=== WHAT THE TASK REQUIRES ===
Locate the word "title" in the entries below, then gather every line that holds it.
>> begin RECORDS FOR THIS TASK
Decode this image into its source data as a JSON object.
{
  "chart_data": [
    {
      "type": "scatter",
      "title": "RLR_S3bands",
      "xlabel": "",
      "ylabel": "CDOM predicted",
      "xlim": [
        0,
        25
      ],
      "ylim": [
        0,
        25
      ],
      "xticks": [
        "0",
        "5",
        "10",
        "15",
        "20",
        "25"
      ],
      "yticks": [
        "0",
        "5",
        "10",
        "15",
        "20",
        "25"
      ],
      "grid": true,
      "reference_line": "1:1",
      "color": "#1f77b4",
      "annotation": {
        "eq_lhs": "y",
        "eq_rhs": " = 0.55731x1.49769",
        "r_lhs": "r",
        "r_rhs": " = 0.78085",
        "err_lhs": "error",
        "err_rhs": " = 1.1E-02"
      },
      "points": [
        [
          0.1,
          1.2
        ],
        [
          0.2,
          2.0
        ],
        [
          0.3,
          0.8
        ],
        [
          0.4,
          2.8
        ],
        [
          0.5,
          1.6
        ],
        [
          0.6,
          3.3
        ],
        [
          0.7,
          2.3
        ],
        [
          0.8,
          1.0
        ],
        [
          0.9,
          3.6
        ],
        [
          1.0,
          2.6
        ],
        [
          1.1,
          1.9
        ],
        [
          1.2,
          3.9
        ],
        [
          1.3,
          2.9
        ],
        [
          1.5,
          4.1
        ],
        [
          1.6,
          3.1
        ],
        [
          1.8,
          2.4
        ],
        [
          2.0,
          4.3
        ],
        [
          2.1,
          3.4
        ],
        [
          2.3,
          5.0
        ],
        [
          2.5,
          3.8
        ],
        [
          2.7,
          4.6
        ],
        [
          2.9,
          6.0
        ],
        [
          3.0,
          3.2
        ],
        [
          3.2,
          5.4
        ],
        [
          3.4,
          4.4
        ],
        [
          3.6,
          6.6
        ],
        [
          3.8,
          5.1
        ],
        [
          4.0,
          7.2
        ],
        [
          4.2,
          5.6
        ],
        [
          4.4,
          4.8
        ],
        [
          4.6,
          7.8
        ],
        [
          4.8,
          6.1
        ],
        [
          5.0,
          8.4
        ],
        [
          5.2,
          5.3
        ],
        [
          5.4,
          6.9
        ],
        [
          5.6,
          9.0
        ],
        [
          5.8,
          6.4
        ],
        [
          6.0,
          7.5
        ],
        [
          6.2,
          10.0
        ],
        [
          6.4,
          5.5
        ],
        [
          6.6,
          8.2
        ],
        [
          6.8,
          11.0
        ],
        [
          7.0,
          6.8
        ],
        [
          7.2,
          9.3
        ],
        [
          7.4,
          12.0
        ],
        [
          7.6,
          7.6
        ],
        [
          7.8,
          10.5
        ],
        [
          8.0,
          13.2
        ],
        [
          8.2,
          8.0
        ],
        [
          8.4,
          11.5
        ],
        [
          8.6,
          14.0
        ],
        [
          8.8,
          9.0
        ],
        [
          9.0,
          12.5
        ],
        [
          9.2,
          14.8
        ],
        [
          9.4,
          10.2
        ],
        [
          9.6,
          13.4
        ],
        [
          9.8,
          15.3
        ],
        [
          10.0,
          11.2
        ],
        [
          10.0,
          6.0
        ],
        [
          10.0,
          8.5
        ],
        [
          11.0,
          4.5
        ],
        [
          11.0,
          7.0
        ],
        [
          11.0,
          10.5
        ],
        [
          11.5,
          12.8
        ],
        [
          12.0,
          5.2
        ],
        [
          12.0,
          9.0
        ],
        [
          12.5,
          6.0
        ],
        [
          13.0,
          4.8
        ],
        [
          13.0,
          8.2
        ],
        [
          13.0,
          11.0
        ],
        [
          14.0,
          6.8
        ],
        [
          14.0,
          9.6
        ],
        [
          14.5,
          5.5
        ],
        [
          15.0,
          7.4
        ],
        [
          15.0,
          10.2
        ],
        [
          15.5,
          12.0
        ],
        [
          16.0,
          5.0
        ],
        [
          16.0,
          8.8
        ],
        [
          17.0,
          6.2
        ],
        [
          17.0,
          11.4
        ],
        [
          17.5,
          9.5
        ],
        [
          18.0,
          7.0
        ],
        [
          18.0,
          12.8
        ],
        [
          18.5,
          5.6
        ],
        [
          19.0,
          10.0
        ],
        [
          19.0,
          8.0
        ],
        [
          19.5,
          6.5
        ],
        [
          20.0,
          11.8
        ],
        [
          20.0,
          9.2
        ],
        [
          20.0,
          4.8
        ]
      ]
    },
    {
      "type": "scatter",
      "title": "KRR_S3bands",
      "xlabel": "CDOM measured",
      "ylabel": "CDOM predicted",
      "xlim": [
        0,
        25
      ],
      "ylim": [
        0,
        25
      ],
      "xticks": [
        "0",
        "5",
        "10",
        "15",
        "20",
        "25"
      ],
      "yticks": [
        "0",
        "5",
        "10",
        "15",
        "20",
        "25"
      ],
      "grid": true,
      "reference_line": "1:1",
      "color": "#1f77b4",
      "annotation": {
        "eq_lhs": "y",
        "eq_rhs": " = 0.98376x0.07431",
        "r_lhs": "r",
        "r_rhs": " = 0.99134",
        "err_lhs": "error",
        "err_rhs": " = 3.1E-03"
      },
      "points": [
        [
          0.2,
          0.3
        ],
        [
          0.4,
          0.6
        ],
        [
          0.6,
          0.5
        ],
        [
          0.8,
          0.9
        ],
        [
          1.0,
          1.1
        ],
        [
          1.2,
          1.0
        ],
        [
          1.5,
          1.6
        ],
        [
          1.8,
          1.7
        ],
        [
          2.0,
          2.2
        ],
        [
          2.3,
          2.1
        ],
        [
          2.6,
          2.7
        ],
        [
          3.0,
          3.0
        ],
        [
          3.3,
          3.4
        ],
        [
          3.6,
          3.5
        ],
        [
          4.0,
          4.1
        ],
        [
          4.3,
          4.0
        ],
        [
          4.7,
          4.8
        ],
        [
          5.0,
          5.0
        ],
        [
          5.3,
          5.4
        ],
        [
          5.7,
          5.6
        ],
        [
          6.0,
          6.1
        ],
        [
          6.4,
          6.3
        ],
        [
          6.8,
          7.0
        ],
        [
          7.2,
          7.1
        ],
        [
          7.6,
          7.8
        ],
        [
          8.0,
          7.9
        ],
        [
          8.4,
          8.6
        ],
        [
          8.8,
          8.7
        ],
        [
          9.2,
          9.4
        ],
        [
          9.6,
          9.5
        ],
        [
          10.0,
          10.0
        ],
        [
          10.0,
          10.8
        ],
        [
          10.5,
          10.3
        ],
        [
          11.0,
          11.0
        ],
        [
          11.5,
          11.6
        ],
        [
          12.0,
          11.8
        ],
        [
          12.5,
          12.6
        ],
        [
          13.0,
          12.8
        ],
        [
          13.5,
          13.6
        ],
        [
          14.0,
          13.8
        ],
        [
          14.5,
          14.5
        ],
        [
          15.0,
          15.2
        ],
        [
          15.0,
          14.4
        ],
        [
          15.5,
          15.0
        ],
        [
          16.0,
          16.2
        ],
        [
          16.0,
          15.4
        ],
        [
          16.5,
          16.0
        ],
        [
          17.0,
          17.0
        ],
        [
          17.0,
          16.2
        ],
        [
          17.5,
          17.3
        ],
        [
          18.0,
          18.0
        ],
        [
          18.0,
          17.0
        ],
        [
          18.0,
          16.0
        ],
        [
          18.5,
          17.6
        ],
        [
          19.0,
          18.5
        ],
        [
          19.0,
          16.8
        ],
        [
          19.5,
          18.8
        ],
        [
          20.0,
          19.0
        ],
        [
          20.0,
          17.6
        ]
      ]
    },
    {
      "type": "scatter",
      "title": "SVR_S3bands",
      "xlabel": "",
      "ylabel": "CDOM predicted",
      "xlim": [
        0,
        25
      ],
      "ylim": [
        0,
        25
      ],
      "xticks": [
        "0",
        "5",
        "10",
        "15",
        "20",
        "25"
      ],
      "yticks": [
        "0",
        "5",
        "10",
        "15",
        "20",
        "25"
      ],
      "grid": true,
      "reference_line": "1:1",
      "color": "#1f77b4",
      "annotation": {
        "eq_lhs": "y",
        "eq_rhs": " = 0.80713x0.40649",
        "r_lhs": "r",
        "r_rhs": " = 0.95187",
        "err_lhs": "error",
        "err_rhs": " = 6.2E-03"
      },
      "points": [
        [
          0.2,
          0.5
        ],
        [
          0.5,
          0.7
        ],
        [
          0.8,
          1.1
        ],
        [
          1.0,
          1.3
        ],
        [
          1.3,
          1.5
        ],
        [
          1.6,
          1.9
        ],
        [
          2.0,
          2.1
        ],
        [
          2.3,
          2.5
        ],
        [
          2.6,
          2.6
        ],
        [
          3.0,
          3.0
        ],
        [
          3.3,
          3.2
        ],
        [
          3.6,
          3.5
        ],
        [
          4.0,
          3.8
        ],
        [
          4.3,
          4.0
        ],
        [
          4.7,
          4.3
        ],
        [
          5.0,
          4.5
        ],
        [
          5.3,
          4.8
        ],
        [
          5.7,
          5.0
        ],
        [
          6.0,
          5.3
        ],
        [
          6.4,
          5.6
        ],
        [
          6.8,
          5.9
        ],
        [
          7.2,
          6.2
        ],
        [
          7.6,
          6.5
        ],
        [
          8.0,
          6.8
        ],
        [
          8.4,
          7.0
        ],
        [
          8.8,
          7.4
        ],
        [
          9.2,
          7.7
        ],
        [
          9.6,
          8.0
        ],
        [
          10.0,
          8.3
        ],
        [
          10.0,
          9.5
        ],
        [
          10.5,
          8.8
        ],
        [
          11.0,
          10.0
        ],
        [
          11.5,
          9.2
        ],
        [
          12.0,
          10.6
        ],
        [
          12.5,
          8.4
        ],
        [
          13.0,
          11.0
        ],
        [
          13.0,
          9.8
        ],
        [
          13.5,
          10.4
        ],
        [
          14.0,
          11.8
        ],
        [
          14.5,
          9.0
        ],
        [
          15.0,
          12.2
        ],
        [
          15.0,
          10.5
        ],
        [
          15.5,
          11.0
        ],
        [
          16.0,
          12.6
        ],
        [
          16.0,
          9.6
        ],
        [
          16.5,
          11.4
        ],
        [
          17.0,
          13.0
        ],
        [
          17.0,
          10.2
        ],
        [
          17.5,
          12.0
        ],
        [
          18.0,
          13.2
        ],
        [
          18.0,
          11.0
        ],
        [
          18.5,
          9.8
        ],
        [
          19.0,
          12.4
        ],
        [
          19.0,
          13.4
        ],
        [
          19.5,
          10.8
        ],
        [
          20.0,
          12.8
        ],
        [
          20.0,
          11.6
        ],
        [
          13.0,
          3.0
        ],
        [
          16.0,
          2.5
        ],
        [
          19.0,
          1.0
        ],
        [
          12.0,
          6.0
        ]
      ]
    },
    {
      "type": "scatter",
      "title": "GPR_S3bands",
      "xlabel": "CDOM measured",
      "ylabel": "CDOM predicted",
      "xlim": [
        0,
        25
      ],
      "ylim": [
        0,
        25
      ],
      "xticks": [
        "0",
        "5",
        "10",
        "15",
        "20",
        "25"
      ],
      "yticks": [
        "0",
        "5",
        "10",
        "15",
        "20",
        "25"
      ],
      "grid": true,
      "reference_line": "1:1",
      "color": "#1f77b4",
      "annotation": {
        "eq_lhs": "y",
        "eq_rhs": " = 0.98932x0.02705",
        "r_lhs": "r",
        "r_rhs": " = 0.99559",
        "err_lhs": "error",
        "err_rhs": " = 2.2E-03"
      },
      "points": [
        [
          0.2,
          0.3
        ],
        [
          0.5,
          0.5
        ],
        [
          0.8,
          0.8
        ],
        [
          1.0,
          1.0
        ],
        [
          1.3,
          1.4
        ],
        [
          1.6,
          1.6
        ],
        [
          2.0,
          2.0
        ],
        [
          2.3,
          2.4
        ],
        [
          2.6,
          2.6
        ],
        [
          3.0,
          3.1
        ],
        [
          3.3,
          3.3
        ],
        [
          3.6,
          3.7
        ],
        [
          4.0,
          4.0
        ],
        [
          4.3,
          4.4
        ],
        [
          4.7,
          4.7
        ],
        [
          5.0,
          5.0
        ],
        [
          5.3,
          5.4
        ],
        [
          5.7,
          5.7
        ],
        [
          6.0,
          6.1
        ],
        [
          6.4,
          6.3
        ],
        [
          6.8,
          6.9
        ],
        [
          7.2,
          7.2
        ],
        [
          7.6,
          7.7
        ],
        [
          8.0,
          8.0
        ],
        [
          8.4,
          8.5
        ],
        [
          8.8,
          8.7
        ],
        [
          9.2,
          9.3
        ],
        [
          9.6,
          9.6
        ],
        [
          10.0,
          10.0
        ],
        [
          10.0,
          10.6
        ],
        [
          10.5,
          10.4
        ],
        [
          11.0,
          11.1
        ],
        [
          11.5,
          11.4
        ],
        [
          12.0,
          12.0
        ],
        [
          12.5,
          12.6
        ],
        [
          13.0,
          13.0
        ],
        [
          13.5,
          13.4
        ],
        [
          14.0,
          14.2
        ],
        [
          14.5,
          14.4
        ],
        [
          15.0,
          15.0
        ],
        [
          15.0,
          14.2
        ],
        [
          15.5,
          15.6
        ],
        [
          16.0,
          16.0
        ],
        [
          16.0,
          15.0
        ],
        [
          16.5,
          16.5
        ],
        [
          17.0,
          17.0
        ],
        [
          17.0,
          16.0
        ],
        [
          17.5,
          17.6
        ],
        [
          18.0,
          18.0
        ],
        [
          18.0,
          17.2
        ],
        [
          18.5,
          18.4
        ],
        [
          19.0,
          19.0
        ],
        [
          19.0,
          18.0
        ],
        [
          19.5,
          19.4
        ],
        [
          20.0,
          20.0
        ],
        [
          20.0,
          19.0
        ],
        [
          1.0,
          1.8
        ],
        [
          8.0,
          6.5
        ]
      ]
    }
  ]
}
>> end RECORDS FOR THIS TASK
=== WRITTEN REPLY ===
      "title": "RLR_S3bands",
      "title": "KRR_S3bands",
      "title": "SVR_S3bands",
      "title": "GPR_S3bands",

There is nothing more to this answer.